PROVIDED TEXT -
= = =

It is because of the fact that I am going to make my business
process transactional, and not just my database operations
transactional that I use something like Enterprise Services, or the
new Transaction model being introduced in .NET 2.0. I believe that
the mindset of the db being the only transactional resource is on the
way of being well behind us, and that external entities are needed to
control all of these resources, should something fail while trying to
perform operations on them.

"Eric Sabine" <mopar41@mail_after_hot_not_before.com> wrote in message
news:%2***************@TK2MSFTNGP14.phx.gbl...
Are you talking about database transactions or something else? Database
transactions, i.e, BEGIN TRAN, COMMIT TRAN, ROLLBACK TRAN,
really should not be used in the front-end application. You greatly
increase your risk to locking, blocking, inconsistent data, corrupt
data, long running transactions (which leads back to locking and
blocking), uncommitted transactions, and more. Transactions should
be kept as short as possible to keep database access clean. I take
the totally opposite stance and say transactions and typed sql
statements (even though you didn't mention these but they would go
hand-in-hand with someone who was creating transactions in the FE)
should never exist in the front-end. I believe that the only access
from a front-end should be limited to executing stored procedures.

Eric


Nicholas Paldino [.NET/C# MVP] wrote:
Mike,

Personally, I think that managing transaction state in your
stored procedures is a very, very bad idea. It limits how they can
be used elsewhere, and for the most part, are harder to maintain
(as you have more and more sp's calling each other, trying to
maintain transaction state is a pain).

I would recommend using EnterpriseServices for handling
transaction state. There are a number of reasons for this, the
best one being easy maintainability (you can turn transactions on
and off with the flick of a switch, or change their behavior). Another
reason to handle this would be because it offers the
easiest translation path to Indigo.

= = =

DATA SUPPLIED -
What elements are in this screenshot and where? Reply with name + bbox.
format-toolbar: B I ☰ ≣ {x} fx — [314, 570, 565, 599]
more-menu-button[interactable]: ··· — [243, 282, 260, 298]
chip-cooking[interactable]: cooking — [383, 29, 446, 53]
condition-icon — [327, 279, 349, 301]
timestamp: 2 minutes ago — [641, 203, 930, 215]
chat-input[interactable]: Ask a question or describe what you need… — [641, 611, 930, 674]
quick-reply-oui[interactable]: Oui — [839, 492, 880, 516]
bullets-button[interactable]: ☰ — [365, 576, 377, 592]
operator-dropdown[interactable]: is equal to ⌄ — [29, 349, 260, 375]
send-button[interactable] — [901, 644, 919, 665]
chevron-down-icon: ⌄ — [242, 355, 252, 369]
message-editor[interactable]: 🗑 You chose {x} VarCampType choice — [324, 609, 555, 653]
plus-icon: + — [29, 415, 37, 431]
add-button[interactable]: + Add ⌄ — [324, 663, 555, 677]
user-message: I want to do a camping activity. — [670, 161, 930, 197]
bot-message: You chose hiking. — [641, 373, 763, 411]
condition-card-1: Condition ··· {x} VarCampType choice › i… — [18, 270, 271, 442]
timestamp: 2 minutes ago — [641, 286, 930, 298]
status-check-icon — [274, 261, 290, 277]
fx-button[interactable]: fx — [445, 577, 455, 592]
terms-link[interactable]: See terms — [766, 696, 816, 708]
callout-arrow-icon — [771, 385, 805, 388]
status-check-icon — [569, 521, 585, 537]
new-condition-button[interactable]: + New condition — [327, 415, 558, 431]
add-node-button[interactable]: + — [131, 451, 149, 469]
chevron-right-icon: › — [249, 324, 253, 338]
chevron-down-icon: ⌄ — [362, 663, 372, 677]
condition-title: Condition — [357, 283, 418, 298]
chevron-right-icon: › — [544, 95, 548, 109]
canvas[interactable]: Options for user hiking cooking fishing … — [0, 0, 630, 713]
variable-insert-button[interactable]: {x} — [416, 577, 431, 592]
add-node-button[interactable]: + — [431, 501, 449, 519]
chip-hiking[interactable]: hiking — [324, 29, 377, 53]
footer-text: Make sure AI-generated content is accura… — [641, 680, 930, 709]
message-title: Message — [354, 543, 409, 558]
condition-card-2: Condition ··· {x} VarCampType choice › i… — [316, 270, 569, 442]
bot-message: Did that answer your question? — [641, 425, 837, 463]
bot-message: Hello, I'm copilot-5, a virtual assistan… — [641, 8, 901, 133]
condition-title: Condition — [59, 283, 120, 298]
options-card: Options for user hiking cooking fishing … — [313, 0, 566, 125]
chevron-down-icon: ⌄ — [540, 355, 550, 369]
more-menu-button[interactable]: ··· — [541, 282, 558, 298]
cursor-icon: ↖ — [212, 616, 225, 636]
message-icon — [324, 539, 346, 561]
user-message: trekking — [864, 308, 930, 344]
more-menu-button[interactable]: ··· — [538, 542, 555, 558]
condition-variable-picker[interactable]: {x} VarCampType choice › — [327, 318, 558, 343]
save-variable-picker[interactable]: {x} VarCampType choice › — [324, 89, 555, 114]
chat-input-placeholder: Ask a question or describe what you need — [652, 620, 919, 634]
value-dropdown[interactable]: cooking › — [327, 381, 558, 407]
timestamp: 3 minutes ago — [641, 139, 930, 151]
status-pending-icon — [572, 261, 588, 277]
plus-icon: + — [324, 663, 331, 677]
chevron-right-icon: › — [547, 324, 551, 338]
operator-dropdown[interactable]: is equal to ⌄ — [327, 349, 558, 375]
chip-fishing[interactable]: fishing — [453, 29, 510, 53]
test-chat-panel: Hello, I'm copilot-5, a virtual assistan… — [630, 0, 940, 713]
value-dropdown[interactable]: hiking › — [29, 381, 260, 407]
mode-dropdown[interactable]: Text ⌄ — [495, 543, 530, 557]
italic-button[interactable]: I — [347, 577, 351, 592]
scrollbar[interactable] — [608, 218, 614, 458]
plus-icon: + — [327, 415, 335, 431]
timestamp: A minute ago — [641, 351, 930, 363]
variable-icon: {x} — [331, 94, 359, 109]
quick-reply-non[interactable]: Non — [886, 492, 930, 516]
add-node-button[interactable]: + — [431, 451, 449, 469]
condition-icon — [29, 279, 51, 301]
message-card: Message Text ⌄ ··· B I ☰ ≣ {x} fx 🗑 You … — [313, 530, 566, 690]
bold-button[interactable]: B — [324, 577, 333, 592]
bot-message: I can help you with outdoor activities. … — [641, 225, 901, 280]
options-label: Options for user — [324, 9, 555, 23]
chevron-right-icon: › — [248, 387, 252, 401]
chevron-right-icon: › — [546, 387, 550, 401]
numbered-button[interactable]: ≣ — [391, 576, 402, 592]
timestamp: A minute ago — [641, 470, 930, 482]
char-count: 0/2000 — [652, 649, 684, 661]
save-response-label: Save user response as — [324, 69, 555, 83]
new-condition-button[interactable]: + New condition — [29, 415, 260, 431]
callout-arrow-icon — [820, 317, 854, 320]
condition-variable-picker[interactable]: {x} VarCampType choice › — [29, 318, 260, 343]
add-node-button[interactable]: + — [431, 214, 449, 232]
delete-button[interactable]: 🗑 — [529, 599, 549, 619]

= = =

TO-DO LIST -
1. Answer from the transactions discussion:
(a) According to Eric Sabine, what should access from a front-end be limited to?
(b) What does Nicholas Paldino call the best reason for using EnterpriseServices to handle transaction state?
(c) Besides Enterprise Services, what does the first writer name as something to use for transactional business processes?
2. Continue the newsgroup discussion of managing transactions in .NET, starting after its last sentence.
The records were drawn from a separate source.

THE ANSWERS -
1.
(a) Executing stored procedures.
(b) Easy maintainability: transactions can be turned on and off with the flick of a switch, or their behavior changed.
(c) The new Transaction model being introduced in .NET 2.0.

2.
Hope this helps.
"Mike P" <mr*@telcoelectronics.co.uk> wrote in message
news:e4**************@TK2MSFTNGP14.phx.gbl...
> I've been using C# transactions for a while and had no problems
> with them. Using try catch blocks I can trap basically all
> possible errors and rollback all necessary data.
>
> Over the last few days I've been trying to convert some of this
> code to SQL Server stored procedures, but it seems to lack many of
> the benefits of C# transactions - a lot of the errors don't seem
> to be trapped by the SQL error trapping (e.g. if I do an update on
> a row that doesn't exist, no rollback occurs and execution
> continues, if a table I am trying to access doesn't exist then the
> sproc crashes). Can anybody tell me what reasons there are for writing
> your
> transactions in stored procedures rather than your .NET code, as
> there don't seem to be any to me.
>
>
> Any assistance would be really appreciated.
>
>
> Cheers,
>
> Mike
>
>
> *** Sent via Developersdex http://www.developersdex.com ***
> Don't just participate in USENET...get rewarded for it!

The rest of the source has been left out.